Set task:
Which lines hold the string "sheet"? Copy every one of them.
───── Raw records
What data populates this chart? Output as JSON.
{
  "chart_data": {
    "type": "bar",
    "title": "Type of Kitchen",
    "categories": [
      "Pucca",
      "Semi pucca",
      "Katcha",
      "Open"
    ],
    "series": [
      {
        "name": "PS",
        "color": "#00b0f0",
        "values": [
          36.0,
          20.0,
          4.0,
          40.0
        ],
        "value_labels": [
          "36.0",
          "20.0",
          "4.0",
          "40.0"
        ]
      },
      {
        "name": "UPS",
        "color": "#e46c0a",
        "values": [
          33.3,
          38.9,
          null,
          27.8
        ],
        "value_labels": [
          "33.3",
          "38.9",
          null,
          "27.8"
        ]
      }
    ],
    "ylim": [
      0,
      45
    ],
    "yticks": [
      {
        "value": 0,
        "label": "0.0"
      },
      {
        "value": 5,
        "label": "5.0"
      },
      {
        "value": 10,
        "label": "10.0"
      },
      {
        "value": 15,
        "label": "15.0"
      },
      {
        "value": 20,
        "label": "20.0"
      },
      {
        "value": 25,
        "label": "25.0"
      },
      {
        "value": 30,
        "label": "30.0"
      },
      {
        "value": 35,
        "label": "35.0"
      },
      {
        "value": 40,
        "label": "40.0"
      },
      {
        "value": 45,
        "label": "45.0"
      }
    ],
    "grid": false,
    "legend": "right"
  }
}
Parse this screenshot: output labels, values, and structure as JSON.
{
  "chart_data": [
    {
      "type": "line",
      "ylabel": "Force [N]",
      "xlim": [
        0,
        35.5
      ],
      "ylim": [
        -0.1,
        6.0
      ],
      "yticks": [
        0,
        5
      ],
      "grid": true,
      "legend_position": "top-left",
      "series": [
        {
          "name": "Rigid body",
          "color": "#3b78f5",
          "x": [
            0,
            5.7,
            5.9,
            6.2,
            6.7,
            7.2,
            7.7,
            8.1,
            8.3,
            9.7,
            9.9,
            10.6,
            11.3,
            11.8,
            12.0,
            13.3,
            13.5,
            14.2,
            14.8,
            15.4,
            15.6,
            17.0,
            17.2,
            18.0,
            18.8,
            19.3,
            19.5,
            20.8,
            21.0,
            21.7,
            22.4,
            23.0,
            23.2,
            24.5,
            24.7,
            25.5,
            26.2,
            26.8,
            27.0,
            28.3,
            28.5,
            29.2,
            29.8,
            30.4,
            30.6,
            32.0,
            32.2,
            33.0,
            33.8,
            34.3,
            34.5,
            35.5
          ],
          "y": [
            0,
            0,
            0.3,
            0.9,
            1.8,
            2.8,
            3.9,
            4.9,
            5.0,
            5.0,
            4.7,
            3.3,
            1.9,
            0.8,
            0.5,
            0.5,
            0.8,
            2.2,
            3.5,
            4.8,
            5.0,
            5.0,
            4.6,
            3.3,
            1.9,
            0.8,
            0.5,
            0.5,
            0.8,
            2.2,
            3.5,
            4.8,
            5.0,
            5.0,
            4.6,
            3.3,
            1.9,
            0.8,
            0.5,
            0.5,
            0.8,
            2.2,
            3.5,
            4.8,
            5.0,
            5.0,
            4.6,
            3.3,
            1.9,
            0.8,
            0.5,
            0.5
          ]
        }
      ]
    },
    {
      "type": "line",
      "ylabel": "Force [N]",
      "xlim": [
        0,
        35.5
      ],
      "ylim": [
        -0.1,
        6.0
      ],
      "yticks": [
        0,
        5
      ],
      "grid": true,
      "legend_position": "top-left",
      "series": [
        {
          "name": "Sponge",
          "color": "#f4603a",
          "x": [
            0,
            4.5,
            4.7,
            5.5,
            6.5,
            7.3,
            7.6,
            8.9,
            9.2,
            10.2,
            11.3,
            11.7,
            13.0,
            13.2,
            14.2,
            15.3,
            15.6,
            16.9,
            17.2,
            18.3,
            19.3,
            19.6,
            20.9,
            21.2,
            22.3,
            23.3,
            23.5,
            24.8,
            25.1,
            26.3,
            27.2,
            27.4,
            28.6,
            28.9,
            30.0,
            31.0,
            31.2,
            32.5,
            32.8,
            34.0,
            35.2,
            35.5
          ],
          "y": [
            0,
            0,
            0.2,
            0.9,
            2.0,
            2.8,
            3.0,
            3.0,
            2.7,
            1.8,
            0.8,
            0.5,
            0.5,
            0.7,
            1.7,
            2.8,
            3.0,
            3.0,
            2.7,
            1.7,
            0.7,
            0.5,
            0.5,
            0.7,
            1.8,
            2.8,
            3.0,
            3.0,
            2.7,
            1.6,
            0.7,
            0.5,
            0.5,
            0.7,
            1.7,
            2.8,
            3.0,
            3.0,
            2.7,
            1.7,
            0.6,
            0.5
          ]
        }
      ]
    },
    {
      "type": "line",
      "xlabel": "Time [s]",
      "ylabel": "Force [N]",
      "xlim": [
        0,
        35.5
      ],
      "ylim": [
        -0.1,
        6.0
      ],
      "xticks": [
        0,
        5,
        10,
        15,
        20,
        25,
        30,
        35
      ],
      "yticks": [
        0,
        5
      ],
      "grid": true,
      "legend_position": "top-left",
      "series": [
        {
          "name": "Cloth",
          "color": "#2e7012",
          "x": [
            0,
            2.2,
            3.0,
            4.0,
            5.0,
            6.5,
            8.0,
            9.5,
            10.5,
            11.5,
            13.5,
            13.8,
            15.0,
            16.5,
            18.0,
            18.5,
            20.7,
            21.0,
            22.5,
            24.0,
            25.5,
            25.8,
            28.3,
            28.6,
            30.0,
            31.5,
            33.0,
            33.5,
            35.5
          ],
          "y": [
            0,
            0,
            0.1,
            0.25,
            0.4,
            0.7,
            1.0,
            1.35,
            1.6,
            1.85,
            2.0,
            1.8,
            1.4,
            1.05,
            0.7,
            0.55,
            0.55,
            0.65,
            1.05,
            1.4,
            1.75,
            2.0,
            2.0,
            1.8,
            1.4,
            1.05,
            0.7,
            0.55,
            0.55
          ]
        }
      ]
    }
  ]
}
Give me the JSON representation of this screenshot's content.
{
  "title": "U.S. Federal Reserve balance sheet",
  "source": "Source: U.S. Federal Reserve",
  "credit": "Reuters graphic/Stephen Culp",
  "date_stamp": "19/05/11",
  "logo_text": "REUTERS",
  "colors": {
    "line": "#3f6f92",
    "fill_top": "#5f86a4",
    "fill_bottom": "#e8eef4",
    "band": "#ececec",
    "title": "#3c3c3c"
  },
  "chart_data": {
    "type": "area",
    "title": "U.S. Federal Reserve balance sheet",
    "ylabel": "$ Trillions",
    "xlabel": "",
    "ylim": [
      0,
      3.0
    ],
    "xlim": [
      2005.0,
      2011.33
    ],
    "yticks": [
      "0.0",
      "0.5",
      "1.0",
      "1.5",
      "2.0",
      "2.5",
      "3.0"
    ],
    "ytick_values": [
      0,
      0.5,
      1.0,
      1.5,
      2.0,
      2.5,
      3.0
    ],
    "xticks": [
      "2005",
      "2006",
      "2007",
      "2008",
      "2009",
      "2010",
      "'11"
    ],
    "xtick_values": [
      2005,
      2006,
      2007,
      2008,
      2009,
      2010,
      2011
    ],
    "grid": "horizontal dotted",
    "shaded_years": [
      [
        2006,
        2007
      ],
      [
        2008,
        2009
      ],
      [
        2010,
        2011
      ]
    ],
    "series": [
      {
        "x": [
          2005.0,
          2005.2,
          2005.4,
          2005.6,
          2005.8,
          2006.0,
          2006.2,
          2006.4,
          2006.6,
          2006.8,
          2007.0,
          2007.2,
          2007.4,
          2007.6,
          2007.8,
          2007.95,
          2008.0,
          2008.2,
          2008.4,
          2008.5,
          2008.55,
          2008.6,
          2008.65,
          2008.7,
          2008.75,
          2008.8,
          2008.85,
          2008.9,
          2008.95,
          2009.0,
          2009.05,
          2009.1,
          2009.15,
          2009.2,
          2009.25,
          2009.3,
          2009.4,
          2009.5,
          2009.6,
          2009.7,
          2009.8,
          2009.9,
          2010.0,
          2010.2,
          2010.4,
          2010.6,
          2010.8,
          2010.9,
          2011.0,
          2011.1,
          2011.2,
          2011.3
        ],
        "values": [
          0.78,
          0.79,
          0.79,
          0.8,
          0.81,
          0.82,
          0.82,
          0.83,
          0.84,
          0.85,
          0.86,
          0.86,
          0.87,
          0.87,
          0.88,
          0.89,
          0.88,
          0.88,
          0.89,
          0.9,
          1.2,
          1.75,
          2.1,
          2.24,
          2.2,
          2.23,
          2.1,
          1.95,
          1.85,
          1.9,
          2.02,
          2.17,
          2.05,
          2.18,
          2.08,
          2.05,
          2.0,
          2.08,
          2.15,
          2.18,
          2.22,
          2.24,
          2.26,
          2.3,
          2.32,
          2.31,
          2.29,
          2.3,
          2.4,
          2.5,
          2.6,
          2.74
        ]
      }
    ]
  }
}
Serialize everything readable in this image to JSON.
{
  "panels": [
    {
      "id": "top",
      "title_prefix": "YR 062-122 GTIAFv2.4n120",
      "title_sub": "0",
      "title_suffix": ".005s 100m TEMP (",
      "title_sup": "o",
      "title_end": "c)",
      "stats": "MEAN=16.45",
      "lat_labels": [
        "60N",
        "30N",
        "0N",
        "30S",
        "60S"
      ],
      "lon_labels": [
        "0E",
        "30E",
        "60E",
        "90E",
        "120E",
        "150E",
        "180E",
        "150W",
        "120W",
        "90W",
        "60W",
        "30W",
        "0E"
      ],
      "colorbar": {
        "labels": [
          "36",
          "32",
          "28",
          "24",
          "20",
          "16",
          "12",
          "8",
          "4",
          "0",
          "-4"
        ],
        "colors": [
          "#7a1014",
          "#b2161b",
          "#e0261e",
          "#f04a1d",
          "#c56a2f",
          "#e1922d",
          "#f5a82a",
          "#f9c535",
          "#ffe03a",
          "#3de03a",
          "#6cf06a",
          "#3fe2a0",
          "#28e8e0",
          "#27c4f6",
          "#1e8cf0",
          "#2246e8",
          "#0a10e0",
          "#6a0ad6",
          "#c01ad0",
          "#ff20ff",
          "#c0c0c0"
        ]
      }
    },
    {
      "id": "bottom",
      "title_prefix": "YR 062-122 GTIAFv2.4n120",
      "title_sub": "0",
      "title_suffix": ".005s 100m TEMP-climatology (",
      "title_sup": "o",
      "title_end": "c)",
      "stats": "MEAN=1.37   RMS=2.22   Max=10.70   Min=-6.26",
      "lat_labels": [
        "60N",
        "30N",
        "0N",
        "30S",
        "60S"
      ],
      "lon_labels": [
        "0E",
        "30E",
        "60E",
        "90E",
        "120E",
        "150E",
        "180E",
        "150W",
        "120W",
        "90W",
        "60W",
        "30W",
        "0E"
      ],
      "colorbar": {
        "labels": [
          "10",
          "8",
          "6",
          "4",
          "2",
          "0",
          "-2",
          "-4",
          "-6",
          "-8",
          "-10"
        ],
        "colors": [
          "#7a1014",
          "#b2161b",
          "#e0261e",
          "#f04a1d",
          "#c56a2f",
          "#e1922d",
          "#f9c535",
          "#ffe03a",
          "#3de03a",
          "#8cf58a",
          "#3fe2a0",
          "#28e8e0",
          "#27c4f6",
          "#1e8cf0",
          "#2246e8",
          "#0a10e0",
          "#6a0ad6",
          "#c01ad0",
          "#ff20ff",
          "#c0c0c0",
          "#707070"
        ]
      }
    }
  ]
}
──────────
The reply:
  "title": "U.S. Federal Reserve balance sheet",
    "title": "U.S. Federal Reserve balance sheet",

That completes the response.